● **TO DO**
In the copy, keep every record exact and leave out all images.

● **DATA EXTRACT**
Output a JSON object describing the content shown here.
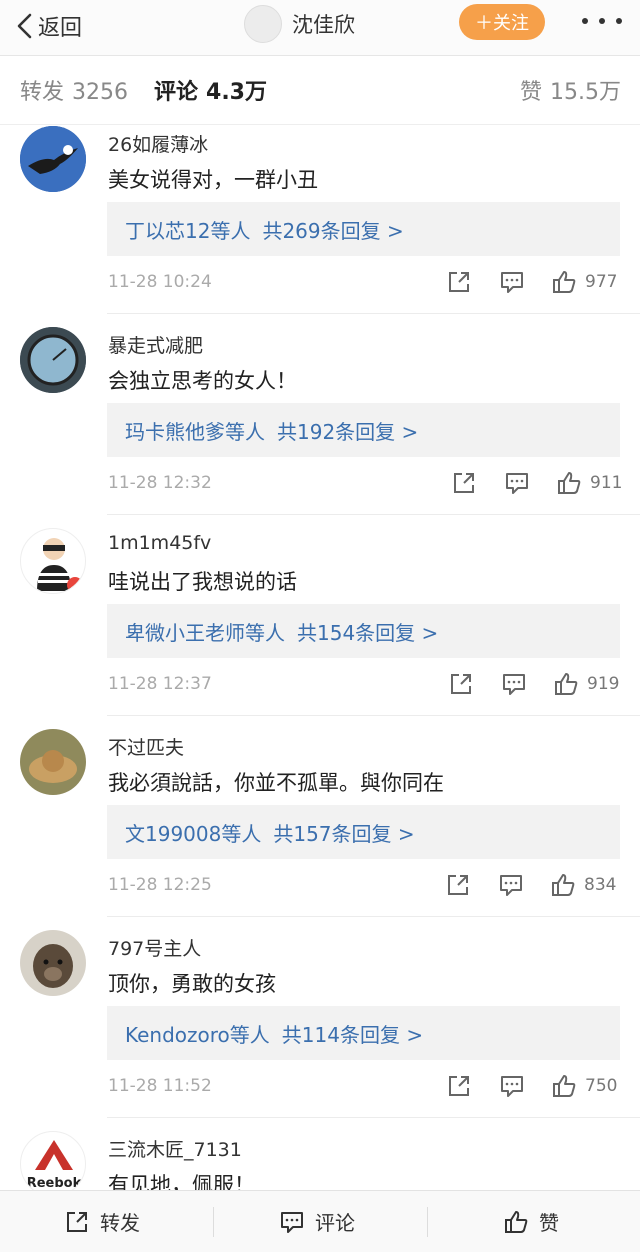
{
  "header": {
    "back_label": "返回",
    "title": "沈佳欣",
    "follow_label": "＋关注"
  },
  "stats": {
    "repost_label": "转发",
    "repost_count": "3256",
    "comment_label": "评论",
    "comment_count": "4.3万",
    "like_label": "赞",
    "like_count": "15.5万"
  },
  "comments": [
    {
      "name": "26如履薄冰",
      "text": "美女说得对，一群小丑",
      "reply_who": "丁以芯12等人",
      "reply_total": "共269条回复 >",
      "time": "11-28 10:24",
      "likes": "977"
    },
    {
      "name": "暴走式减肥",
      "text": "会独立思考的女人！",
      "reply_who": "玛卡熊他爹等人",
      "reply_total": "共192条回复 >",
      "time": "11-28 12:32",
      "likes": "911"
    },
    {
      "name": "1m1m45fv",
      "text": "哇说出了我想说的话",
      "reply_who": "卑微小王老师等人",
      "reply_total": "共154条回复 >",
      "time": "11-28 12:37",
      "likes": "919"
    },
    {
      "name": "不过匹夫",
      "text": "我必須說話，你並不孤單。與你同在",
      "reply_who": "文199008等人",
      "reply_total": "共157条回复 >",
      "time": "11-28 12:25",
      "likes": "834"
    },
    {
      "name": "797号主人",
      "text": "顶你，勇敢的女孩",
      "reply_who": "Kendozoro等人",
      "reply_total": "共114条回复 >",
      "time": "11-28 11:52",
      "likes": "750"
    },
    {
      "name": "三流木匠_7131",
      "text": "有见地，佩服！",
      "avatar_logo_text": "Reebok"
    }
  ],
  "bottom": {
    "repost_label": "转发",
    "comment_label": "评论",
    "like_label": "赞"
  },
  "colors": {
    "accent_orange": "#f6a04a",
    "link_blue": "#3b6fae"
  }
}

● **CORRECT OUTPUT**
Output a JSON object describing the content shown here.
{
  "header": {
    "back_label": "返回",
    "title": "沈佳欣",
    "follow_label": "＋关注"
  },
  "stats": {
    "repost_label": "转发",
    "repost_count": "3256",
    "comment_label": "评论",
    "comment_count": "4.3万",
    "like_label": "赞",
    "like_count": "15.5万"
  },
  "comments": [
    {
      "name": "26如履薄冰",
      "text": "美女说得对，一群小丑",
      "reply_who": "丁以芯12等人",
      "reply_total": "共269条回复 >",
      "time": "11-28 10:24",
      "likes": "977"
    },
    {
      "name": "暴走式减肥",
      "text": "会独立思考的女人！",
      "reply_who": "玛卡熊他爹等人",
      "reply_total": "共192条回复 >",
      "time": "11-28 12:32",
      "likes": "911"
    },
    {
      "name": "1m1m45fv",
      "text": "哇说出了我想说的话",
      "reply_who": "卑微小王老师等人",
      "reply_total": "共154条回复 >",
      "time": "11-28 12:37",
      "likes": "919"
    },
    {
      "name": "不过匹夫",
      "text": "我必須說話，你並不孤單。與你同在",
      "reply_who": "文199008等人",
      "reply_total": "共157条回复 >",
      "time": "11-28 12:25",
      "likes": "834"
    },
    {
      "name": "797号主人",
      "text": "顶你，勇敢的女孩",
      "reply_who": "Kendozoro等人",
      "reply_total": "共114条回复 >",
      "time": "11-28 11:52",
      "likes": "750"
    },
    {
      "name": "三流木匠_7131",
      "text": "有见地，佩服！",
      "avatar_logo_text": "Reebok"
    }
  ],
  "bottom": {
    "repost_label": "转发",
    "comment_label": "评论",
    "like_label": "赞"
  },
  "colors": {
    "accent_orange": "#f6a04a",
    "link_blue": "#3b6fae"
  }
}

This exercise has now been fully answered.